### What you are asked to do
Please copy every line of the records below that holds the word "triangle".

-------- Data extract --------

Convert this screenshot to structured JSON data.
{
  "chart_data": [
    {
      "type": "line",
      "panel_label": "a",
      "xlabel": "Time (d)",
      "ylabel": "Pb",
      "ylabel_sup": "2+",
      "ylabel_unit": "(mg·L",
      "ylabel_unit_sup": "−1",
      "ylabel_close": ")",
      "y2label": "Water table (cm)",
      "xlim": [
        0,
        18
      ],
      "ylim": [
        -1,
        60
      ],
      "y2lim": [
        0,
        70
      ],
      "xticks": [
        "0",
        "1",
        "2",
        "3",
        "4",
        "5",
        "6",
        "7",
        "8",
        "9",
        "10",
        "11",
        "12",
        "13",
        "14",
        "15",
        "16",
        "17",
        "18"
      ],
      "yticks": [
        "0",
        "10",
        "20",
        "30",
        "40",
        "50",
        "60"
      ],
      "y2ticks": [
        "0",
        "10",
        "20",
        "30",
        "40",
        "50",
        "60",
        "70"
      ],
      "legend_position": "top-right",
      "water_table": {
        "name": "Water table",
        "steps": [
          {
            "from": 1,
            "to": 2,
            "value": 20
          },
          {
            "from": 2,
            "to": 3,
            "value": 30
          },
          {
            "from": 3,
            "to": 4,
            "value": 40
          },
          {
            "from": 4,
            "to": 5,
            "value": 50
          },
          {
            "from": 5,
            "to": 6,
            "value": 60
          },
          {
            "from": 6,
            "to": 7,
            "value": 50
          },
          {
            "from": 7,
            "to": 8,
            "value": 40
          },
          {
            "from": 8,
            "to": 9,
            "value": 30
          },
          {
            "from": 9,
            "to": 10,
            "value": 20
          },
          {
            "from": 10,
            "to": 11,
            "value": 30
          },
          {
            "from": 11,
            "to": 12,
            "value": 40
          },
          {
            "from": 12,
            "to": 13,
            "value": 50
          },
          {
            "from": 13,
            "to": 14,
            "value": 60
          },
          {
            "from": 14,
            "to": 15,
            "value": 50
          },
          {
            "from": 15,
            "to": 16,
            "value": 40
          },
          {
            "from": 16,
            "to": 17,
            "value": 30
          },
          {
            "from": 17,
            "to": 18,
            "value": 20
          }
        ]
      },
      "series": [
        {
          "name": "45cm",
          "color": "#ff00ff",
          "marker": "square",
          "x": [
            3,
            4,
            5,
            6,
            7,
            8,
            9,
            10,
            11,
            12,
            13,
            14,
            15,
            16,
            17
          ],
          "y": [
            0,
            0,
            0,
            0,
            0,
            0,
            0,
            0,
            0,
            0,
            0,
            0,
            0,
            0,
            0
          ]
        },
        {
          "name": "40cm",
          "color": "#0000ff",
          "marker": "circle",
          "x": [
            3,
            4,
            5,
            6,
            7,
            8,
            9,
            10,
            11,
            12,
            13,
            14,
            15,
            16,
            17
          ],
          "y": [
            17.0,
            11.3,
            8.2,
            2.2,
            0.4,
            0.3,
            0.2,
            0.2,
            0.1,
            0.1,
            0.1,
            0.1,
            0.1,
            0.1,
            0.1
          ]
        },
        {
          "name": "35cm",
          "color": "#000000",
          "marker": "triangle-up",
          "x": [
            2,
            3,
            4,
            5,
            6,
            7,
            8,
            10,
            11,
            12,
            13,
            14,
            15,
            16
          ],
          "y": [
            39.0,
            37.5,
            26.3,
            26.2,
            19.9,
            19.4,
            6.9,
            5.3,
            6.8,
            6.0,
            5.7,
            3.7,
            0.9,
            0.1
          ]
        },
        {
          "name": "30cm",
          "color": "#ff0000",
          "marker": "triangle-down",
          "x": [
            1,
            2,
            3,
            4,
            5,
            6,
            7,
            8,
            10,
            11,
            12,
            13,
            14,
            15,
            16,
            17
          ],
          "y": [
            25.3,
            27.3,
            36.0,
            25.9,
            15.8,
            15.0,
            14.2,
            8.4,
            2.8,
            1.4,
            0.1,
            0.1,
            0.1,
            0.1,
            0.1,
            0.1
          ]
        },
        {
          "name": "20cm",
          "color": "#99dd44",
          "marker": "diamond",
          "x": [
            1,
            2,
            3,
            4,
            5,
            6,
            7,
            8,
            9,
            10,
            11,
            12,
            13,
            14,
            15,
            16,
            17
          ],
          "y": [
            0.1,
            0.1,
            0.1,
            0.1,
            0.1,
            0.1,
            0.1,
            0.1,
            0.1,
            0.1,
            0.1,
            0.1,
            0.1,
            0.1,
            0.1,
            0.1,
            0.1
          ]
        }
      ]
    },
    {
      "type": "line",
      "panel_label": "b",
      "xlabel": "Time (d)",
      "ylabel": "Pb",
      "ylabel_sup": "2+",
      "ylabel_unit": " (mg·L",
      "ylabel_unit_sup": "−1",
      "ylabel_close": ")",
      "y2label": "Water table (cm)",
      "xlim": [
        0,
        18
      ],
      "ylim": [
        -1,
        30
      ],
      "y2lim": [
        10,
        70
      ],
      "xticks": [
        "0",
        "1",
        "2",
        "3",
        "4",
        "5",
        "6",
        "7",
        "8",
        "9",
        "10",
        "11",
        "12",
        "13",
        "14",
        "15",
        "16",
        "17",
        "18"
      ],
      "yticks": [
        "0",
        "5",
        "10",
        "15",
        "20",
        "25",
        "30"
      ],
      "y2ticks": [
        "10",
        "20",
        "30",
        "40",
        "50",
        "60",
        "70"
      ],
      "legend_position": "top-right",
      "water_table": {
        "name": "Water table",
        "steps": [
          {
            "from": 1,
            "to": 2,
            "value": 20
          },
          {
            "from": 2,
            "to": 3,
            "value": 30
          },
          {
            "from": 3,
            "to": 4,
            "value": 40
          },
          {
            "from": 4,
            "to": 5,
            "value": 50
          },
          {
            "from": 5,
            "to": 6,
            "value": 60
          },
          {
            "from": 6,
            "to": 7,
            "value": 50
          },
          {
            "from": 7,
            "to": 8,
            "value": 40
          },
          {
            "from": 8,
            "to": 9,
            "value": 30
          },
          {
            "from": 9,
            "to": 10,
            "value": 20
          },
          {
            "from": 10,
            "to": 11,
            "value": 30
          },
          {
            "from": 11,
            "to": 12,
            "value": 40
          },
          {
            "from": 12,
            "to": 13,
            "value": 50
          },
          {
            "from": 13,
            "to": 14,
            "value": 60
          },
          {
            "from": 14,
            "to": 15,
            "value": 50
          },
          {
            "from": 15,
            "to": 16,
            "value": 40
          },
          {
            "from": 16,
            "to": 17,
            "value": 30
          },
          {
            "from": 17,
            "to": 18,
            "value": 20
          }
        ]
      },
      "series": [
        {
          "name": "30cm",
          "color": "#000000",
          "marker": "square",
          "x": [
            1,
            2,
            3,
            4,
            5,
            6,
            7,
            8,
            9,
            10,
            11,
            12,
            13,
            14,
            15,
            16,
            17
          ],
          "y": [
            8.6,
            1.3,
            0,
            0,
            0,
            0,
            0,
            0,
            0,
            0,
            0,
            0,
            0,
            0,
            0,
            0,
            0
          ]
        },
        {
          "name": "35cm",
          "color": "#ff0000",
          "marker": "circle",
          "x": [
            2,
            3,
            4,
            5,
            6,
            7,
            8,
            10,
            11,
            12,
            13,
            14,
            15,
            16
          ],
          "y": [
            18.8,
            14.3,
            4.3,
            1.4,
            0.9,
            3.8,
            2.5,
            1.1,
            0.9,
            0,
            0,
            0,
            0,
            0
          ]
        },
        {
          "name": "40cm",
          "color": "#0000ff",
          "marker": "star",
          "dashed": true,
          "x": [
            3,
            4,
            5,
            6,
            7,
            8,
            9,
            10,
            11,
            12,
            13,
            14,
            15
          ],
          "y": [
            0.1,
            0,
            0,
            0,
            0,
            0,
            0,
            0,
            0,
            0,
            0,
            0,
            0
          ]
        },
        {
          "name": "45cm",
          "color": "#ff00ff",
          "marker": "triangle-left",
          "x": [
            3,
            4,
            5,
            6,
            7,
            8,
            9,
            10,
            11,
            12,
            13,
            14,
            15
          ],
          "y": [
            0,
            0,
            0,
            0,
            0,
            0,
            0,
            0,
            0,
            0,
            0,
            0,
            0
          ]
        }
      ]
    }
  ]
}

--------

### Exercise solution
          "marker": "triangle-up",
          "marker": "triangle-down",
          "marker": "triangle-left",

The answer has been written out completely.